Records:
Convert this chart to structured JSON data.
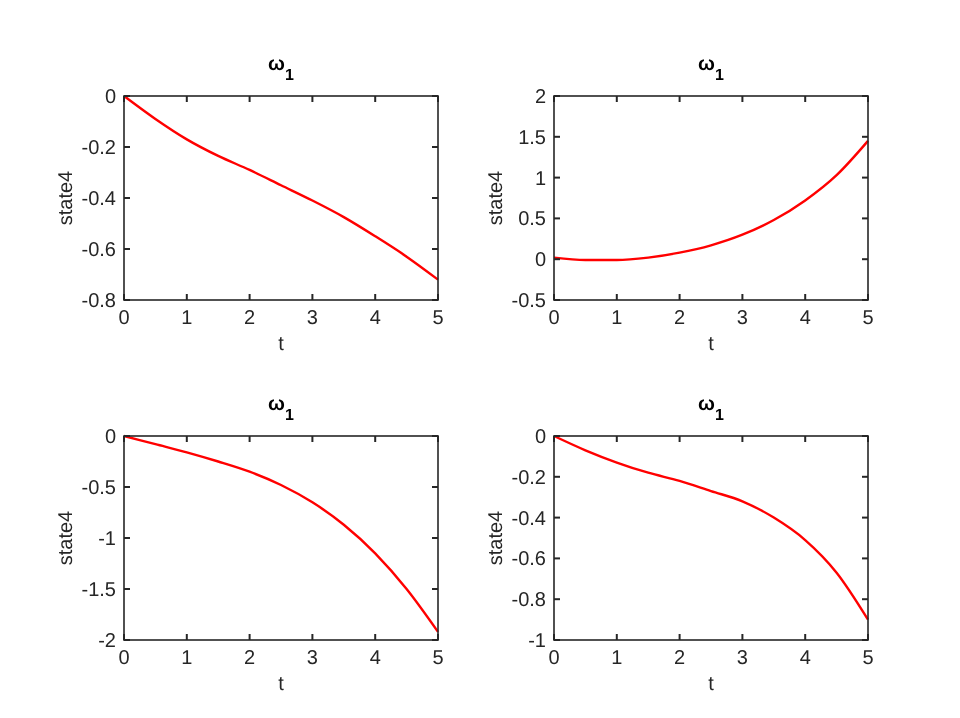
{
  "chart_data": [
    {
      "type": "line",
      "title": "ω$_{1}$",
      "xlabel": "t",
      "ylabel": "state4",
      "x": [
        0,
        0.5,
        1,
        1.5,
        2,
        2.5,
        3,
        3.5,
        4,
        4.5,
        5
      ],
      "series": [
        {
          "color": "#ff0000",
          "values": [
            0,
            -0.09,
            -0.17,
            -0.235,
            -0.29,
            -0.35,
            -0.41,
            -0.475,
            -0.55,
            -0.63,
            -0.72
          ]
        }
      ],
      "xlim": [
        0,
        5
      ],
      "xticks": [
        0,
        1,
        2,
        3,
        4,
        5
      ],
      "ylim": [
        -0.8,
        0
      ],
      "yticks": [
        -0.8,
        -0.6,
        -0.4,
        -0.2,
        0
      ],
      "grid": false
    },
    {
      "type": "line",
      "title": "ω$_{1}$",
      "xlabel": "t",
      "ylabel": "state4",
      "x": [
        0,
        0.5,
        1,
        1.5,
        2,
        2.5,
        3,
        3.5,
        4,
        4.5,
        5
      ],
      "series": [
        {
          "color": "#ff0000",
          "values": [
            0.02,
            -0.01,
            -0.01,
            0.02,
            0.08,
            0.17,
            0.3,
            0.48,
            0.72,
            1.03,
            1.45
          ]
        }
      ],
      "xlim": [
        0,
        5
      ],
      "xticks": [
        0,
        1,
        2,
        3,
        4,
        5
      ],
      "ylim": [
        -0.5,
        2
      ],
      "yticks": [
        -0.5,
        0,
        0.5,
        1,
        1.5,
        2
      ],
      "grid": false
    },
    {
      "type": "line",
      "title": "ω$_{1}$",
      "xlabel": "t",
      "ylabel": "state4",
      "x": [
        0,
        0.5,
        1,
        1.5,
        2,
        2.5,
        3,
        3.5,
        4,
        4.5,
        5
      ],
      "series": [
        {
          "color": "#ff0000",
          "values": [
            0,
            -0.08,
            -0.16,
            -0.25,
            -0.35,
            -0.48,
            -0.65,
            -0.87,
            -1.15,
            -1.5,
            -1.92
          ]
        }
      ],
      "xlim": [
        0,
        5
      ],
      "xticks": [
        0,
        1,
        2,
        3,
        4,
        5
      ],
      "ylim": [
        -2,
        0
      ],
      "yticks": [
        -2,
        -1.5,
        -1,
        -0.5,
        0
      ],
      "grid": false
    },
    {
      "type": "line",
      "title": "ω$_{1}$",
      "xlabel": "t",
      "ylabel": "state4",
      "x": [
        0,
        0.5,
        1,
        1.5,
        2,
        2.5,
        3,
        3.5,
        4,
        4.5,
        5
      ],
      "series": [
        {
          "color": "#ff0000",
          "values": [
            0,
            -0.07,
            -0.13,
            -0.18,
            -0.22,
            -0.27,
            -0.32,
            -0.4,
            -0.51,
            -0.67,
            -0.9
          ]
        }
      ],
      "xlim": [
        0,
        5
      ],
      "xticks": [
        0,
        1,
        2,
        3,
        4,
        5
      ],
      "ylim": [
        -1,
        0
      ],
      "yticks": [
        -1,
        -0.8,
        -0.6,
        -0.4,
        -0.2,
        0
      ],
      "grid": false
    }
  ]
}
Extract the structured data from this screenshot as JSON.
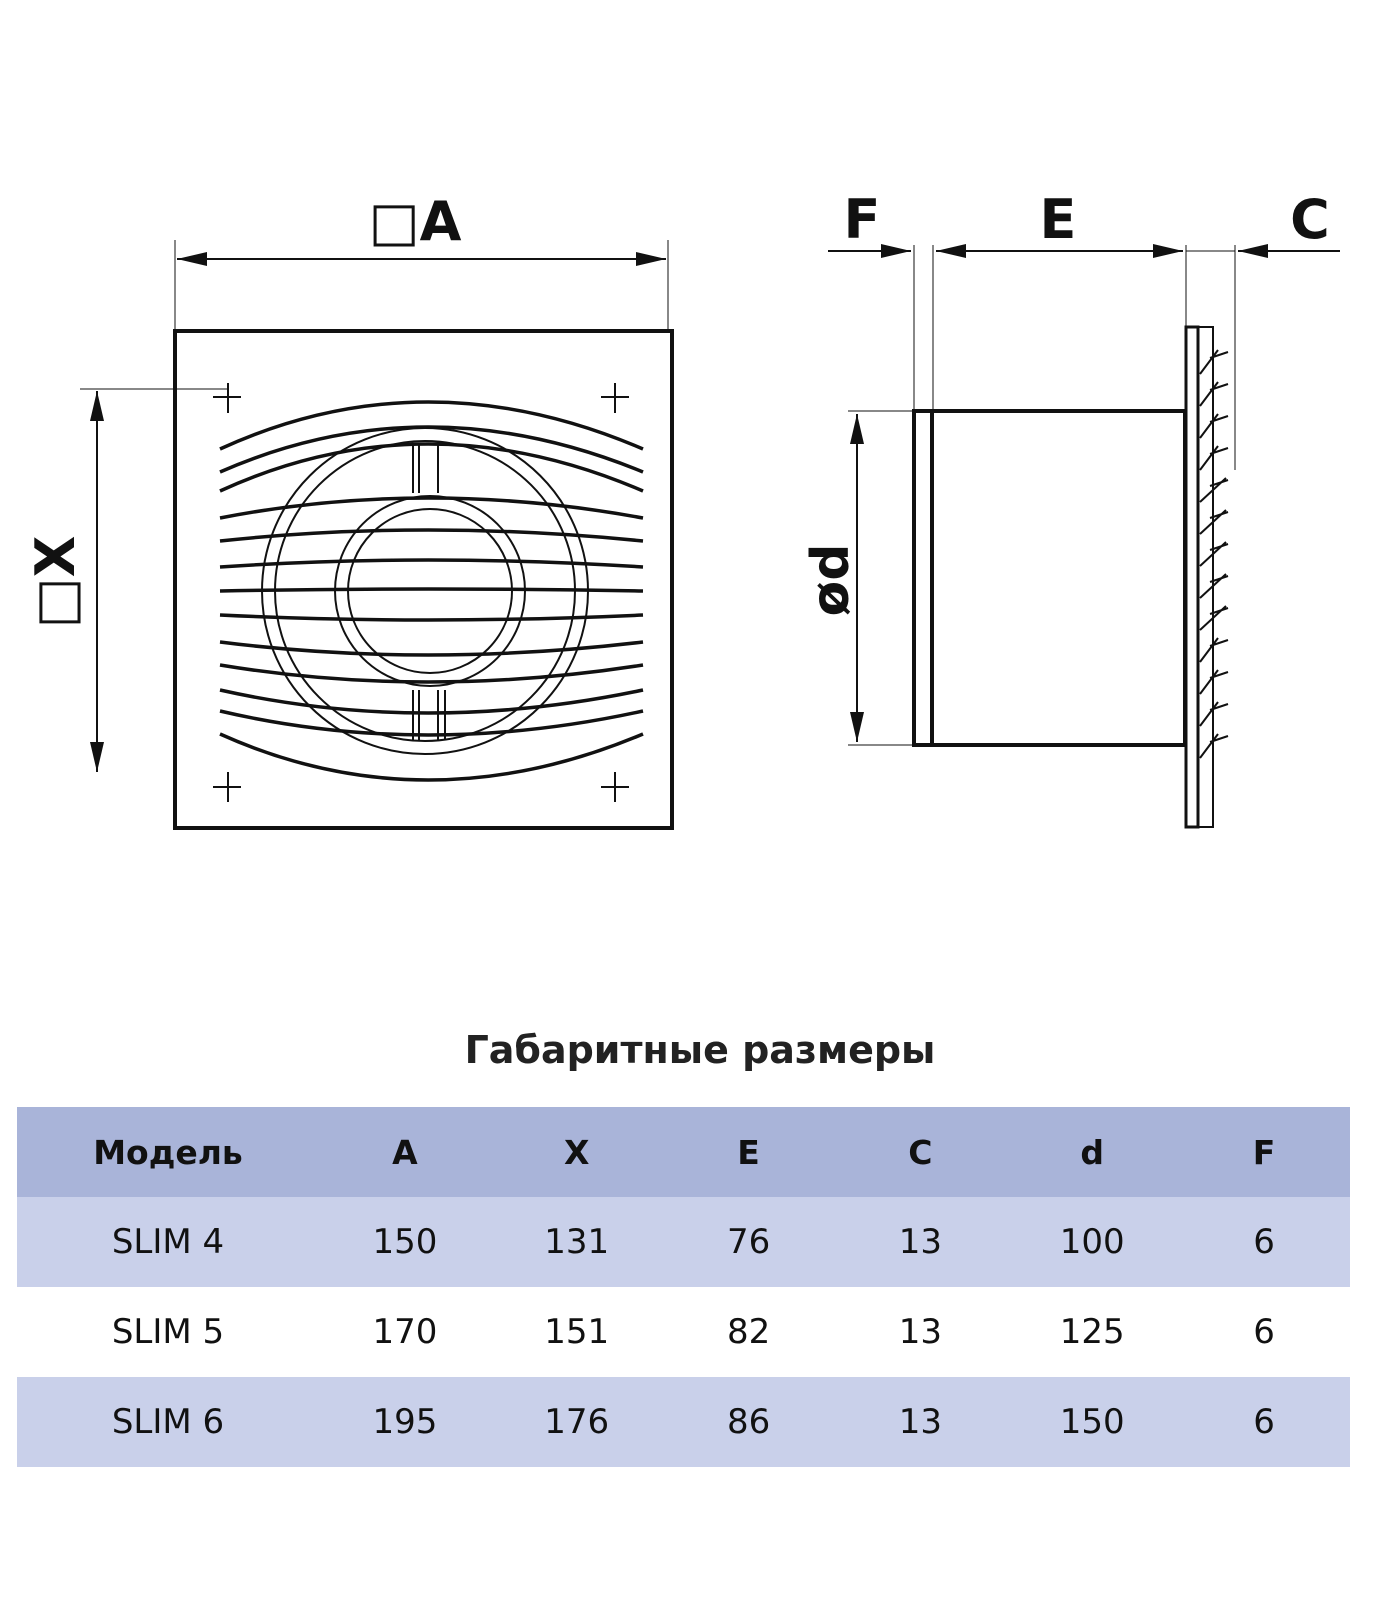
{
  "drawing": {
    "front_width_label": "□A",
    "front_height_label": "□X",
    "side_labels": {
      "F": "F",
      "E": "E",
      "C": "C",
      "d": "ød"
    }
  },
  "table": {
    "title": "Габаритные размеры",
    "headers": [
      "Модель",
      "A",
      "X",
      "E",
      "C",
      "d",
      "F"
    ],
    "rows": [
      [
        "SLIM 4",
        "150",
        "131",
        "76",
        "13",
        "100",
        "6"
      ],
      [
        "SLIM 5",
        "170",
        "151",
        "82",
        "13",
        "125",
        "6"
      ],
      [
        "SLIM 6",
        "195",
        "176",
        "86",
        "13",
        "150",
        "6"
      ]
    ],
    "colors": {
      "header": "#a9b4d9",
      "row_shaded": "#c9d0ea"
    }
  }
}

Short exercise: Exclude the pictures and repeat every other part of the records word for word.

Task response:
Convert this chart to structured JSON data.
{
  "chart_data": [
    {
      "type": "line",
      "title": "ω$_{1}$",
      "xlabel": "t",
      "ylabel": "state4",
      "x": [
        0,
        0.5,
        1,
        1.5,
        2,
        2.5,
        3,
        3.5,
        4,
        4.5,
        5
      ],
      "series": [
        {
          "color": "#ff0000",
          "values": [
            0,
            -0.09,
            -0.17,
            -0.235,
            -0.29,
            -0.35,
            -0.41,
            -0.475,
            -0.55,
            -0.63,
            -0.72
          ]
        }
      ],
      "xlim": [
        0,
        5
      ],
      "xticks": [
        0,
        1,
        2,
        3,
        4,
        5
      ],
      "ylim": [
        -0.8,
        0
      ],
      "yticks": [
        -0.8,
        -0.6,
        -0.4,
        -0.2,
        0
      ],
      "grid": false
    },
    {
      "type": "line",
      "title": "ω$_{1}$",
      "xlabel": "t",
      "ylabel": "state4",
      "x": [
        0,
        0.5,
        1,
        1.5,
        2,
        2.5,
        3,
        3.5,
        4,
        4.5,
        5
      ],
      "series": [
        {
          "color": "#ff0000",
          "values": [
            0.02,
            -0.01,
            -0.01,
            0.02,
            0.08,
            0.17,
            0.3,
            0.48,
            0.72,
            1.03,
            1.45
          ]
        }
      ],
      "xlim": [
        0,
        5
      ],
      "xticks": [
        0,
        1,
        2,
        3,
        4,
        5
      ],
      "ylim": [
        -0.5,
        2
      ],
      "yticks": [
        -0.5,
        0,
        0.5,
        1,
        1.5,
        2
      ],
      "grid": false
    },
    {
      "type": "line",
      "title": "ω$_{1}$",
      "xlabel": "t",
      "ylabel": "state4",
      "x": [
        0,
        0.5,
        1,
        1.5,
        2,
        2.5,
        3,
        3.5,
        4,
        4.5,
        5
      ],
      "series": [
        {
          "color": "#ff0000",
          "values": [
            0,
            -0.08,
            -0.16,
            -0.25,
            -0.35,
            -0.48,
            -0.65,
            -0.87,
            -1.15,
            -1.5,
            -1.92
          ]
        }
      ],
      "xlim": [
        0,
        5
      ],
      "xticks": [
        0,
        1,
        2,
        3,
        4,
        5
      ],
      "ylim": [
        -2,
        0
      ],
      "yticks": [
        -2,
        -1.5,
        -1,
        -0.5,
        0
      ],
      "grid": false
    },
    {
      "type": "line",
      "title": "ω$_{1}$",
      "xlabel": "t",
      "ylabel": "state4",
      "x": [
        0,
        0.5,
        1,
        1.5,
        2,
        2.5,
        3,
        3.5,
        4,
        4.5,
        5
      ],
      "series": [
        {
          "color": "#ff0000",
          "values": [
            0,
            -0.07,
            -0.13,
            -0.18,
            -0.22,
            -0.27,
            -0.32,
            -0.4,
            -0.51,
            -0.67,
            -0.9
          ]
        }
      ],
      "xlim": [
        0,
        5
      ],
      "xticks": [
        0,
        1,
        2,
        3,
        4,
        5
      ],
      "ylim": [
        -1,
        0
      ],
      "yticks": [
        -1,
        -0.8,
        -0.6,
        -0.4,
        -0.2,
        0
      ],
      "grid": false
    }
  ]
}
Extract the structured data from this screenshot as JSON.
{
  "drawing": {
    "front_width_label": "□A",
    "front_height_label": "□X",
    "side_labels": {
      "F": "F",
      "E": "E",
      "C": "C",
      "d": "ød"
    }
  },
  "table": {
    "title": "Габаритные размеры",
    "headers": [
      "Модель",
      "A",
      "X",
      "E",
      "C",
      "d",
      "F"
    ],
    "rows": [
      [
        "SLIM 4",
        "150",
        "131",
        "76",
        "13",
        "100",
        "6"
      ],
      [
        "SLIM 5",
        "170",
        "151",
        "82",
        "13",
        "125",
        "6"
      ],
      [
        "SLIM 6",
        "195",
        "176",
        "86",
        "13",
        "150",
        "6"
      ]
    ],
    "colors": {
      "header": "#a9b4d9",
      "row_shaded": "#c9d0ea"
    }
  }
}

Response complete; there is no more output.